> [Work to do]
Output the data exactly, with every line intact.

> [Data]

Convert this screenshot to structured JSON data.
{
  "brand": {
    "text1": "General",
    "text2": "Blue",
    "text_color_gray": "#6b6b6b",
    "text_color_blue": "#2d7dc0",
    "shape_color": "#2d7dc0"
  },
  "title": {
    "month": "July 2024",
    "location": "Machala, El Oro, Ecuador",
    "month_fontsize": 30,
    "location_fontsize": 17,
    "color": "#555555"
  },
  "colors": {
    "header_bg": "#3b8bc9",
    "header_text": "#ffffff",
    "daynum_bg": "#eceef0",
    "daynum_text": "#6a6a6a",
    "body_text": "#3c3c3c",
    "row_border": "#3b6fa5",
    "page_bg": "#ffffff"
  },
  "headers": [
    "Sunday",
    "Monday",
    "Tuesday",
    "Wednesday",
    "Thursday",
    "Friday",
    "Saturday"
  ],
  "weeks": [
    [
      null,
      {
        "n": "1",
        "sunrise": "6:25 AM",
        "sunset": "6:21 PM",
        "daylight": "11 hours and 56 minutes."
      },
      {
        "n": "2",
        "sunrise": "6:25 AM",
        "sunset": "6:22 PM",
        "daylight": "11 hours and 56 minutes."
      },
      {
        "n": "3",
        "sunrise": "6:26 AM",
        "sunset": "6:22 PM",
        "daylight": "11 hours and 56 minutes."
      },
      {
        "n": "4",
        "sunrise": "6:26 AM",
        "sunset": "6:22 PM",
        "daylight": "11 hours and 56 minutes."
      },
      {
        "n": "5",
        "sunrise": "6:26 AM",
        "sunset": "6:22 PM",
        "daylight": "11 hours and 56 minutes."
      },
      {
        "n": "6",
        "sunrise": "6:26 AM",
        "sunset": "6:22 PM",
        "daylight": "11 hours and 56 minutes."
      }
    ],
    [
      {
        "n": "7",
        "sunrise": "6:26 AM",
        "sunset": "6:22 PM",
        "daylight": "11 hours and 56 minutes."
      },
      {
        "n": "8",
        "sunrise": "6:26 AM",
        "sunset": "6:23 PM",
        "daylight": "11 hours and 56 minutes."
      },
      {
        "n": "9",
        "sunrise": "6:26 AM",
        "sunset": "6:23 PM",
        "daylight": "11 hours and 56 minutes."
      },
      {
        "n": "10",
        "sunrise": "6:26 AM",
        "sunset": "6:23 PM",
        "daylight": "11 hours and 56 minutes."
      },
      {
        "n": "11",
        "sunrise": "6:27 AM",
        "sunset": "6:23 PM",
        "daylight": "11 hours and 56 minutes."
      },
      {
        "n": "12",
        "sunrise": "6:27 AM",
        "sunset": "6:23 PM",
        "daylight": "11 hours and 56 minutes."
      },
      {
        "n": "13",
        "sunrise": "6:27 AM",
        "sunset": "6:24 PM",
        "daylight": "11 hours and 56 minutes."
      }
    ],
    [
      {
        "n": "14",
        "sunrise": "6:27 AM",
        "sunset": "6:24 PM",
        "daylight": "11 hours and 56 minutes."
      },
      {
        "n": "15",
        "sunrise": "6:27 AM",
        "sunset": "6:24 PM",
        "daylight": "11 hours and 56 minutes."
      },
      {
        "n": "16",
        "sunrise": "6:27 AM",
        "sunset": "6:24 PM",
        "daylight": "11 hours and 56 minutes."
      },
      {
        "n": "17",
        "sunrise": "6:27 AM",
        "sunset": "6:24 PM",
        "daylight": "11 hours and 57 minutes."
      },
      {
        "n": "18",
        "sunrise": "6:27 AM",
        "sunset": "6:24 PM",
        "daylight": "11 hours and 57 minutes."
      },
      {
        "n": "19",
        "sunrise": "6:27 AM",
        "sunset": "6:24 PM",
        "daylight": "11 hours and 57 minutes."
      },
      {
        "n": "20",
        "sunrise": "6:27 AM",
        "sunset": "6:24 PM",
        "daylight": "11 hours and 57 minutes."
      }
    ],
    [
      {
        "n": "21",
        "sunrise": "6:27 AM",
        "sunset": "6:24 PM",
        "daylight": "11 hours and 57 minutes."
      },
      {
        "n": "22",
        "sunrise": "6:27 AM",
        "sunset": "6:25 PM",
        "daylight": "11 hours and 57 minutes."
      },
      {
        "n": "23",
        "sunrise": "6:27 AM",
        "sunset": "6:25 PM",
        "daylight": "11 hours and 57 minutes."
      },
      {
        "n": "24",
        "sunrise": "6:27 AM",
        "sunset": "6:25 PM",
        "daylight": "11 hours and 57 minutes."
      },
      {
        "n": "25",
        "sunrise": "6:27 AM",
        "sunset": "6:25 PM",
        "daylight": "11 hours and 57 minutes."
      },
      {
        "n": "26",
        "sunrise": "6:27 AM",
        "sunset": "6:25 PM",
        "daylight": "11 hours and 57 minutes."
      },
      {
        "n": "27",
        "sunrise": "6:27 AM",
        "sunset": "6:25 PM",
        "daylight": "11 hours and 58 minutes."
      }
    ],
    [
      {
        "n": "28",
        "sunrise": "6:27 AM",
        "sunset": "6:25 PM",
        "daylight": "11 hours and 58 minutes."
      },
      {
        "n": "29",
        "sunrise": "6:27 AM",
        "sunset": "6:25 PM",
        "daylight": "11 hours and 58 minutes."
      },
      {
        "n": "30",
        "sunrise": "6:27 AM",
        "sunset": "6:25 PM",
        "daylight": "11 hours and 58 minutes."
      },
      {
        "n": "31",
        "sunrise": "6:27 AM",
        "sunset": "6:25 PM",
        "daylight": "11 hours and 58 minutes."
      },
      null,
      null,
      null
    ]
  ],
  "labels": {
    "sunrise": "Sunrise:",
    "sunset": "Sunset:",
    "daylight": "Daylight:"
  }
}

> [Response below]
Convert this screenshot to structured JSON data.
{
  "brand": {
    "text1": "General",
    "text2": "Blue",
    "text_color_gray": "#6b6b6b",
    "text_color_blue": "#2d7dc0",
    "shape_color": "#2d7dc0"
  },
  "title": {
    "month": "July 2024",
    "location": "Machala, El Oro, Ecuador",
    "month_fontsize": 30,
    "location_fontsize": 17,
    "color": "#555555"
  },
  "colors": {
    "header_bg": "#3b8bc9",
    "header_text": "#ffffff",
    "daynum_bg": "#eceef0",
    "daynum_text": "#6a6a6a",
    "body_text": "#3c3c3c",
    "row_border": "#3b6fa5",
    "page_bg": "#ffffff"
  },
  "headers": [
    "Sunday",
    "Monday",
    "Tuesday",
    "Wednesday",
    "Thursday",
    "Friday",
    "Saturday"
  ],
  "weeks": [
    [
      null,
      {
        "n": "1",
        "sunrise": "6:25 AM",
        "sunset": "6:21 PM",
        "daylight": "11 hours and 56 minutes."
      },
      {
        "n": "2",
        "sunrise": "6:25 AM",
        "sunset": "6:22 PM",
        "daylight": "11 hours and 56 minutes."
      },
      {
        "n": "3",
        "sunrise": "6:26 AM",
        "sunset": "6:22 PM",
        "daylight": "11 hours and 56 minutes."
      },
      {
        "n": "4",
        "sunrise": "6:26 AM",
        "sunset": "6:22 PM",
        "daylight": "11 hours and 56 minutes."
      },
      {
        "n": "5",
        "sunrise": "6:26 AM",
        "sunset": "6:22 PM",
        "daylight": "11 hours and 56 minutes."
      },
      {
        "n": "6",
        "sunrise": "6:26 AM",
        "sunset": "6:22 PM",
        "daylight": "11 hours and 56 minutes."
      }
    ],
    [
      {
        "n": "7",
        "sunrise": "6:26 AM",
        "sunset": "6:22 PM",
        "daylight": "11 hours and 56 minutes."
      },
      {
        "n": "8",
        "sunrise": "6:26 AM",
        "sunset": "6:23 PM",
        "daylight": "11 hours and 56 minutes."
      },
      {
        "n": "9",
        "sunrise": "6:26 AM",
        "sunset": "6:23 PM",
        "daylight": "11 hours and 56 minutes."
      },
      {
        "n": "10",
        "sunrise": "6:26 AM",
        "sunset": "6:23 PM",
        "daylight": "11 hours and 56 minutes."
      },
      {
        "n": "11",
        "sunrise": "6:27 AM",
        "sunset": "6:23 PM",
        "daylight": "11 hours and 56 minutes."
      },
      {
        "n": "12",
        "sunrise": "6:27 AM",
        "sunset": "6:23 PM",
        "daylight": "11 hours and 56 minutes."
      },
      {
        "n": "13",
        "sunrise": "6:27 AM",
        "sunset": "6:24 PM",
        "daylight": "11 hours and 56 minutes."
      }
    ],
    [
      {
        "n": "14",
        "sunrise": "6:27 AM",
        "sunset": "6:24 PM",
        "daylight": "11 hours and 56 minutes."
      },
      {
        "n": "15",
        "sunrise": "6:27 AM",
        "sunset": "6:24 PM",
        "daylight": "11 hours and 56 minutes."
      },
      {
        "n": "16",
        "sunrise": "6:27 AM",
        "sunset": "6:24 PM",
        "daylight": "11 hours and 56 minutes."
      },
      {
        "n": "17",
        "sunrise": "6:27 AM",
        "sunset": "6:24 PM",
        "daylight": "11 hours and 57 minutes."
      },
      {
        "n": "18",
        "sunrise": "6:27 AM",
        "sunset": "6:24 PM",
        "daylight": "11 hours and 57 minutes."
      },
      {
        "n": "19",
        "sunrise": "6:27 AM",
        "sunset": "6:24 PM",
        "daylight": "11 hours and 57 minutes."
      },
      {
        "n": "20",
        "sunrise": "6:27 AM",
        "sunset": "6:24 PM",
        "daylight": "11 hours and 57 minutes."
      }
    ],
    [
      {
        "n": "21",
        "sunrise": "6:27 AM",
        "sunset": "6:24 PM",
        "daylight": "11 hours and 57 minutes."
      },
      {
        "n": "22",
        "sunrise": "6:27 AM",
        "sunset": "6:25 PM",
        "daylight": "11 hours and 57 minutes."
      },
      {
        "n": "23",
        "sunrise": "6:27 AM",
        "sunset": "6:25 PM",
        "daylight": "11 hours and 57 minutes."
      },
      {
        "n": "24",
        "sunrise": "6:27 AM",
        "sunset": "6:25 PM",
        "daylight": "11 hours and 57 minutes."
      },
      {
        "n": "25",
        "sunrise": "6:27 AM",
        "sunset": "6:25 PM",
        "daylight": "11 hours and 57 minutes."
      },
      {
        "n": "26",
        "sunrise": "6:27 AM",
        "sunset": "6:25 PM",
        "daylight": "11 hours and 57 minutes."
      },
      {
        "n": "27",
        "sunrise": "6:27 AM",
        "sunset": "6:25 PM",
        "daylight": "11 hours and 58 minutes."
      }
    ],
    [
      {
        "n": "28",
        "sunrise": "6:27 AM",
        "sunset": "6:25 PM",
        "daylight": "11 hours and 58 minutes."
      },
      {
        "n": "29",
        "sunrise": "6:27 AM",
        "sunset": "6:25 PM",
        "daylight": "11 hours and 58 minutes."
      },
      {
        "n": "30",
        "sunrise": "6:27 AM",
        "sunset": "6:25 PM",
        "daylight": "11 hours and 58 minutes."
      },
      {
        "n": "31",
        "sunrise": "6:27 AM",
        "sunset": "6:25 PM",
        "daylight": "11 hours and 58 minutes."
      },
      null,
      null,
      null
    ]
  ],
  "labels": {
    "sunrise": "Sunrise:",
    "sunset": "Sunset:",
    "daylight": "Daylight:"
  }
}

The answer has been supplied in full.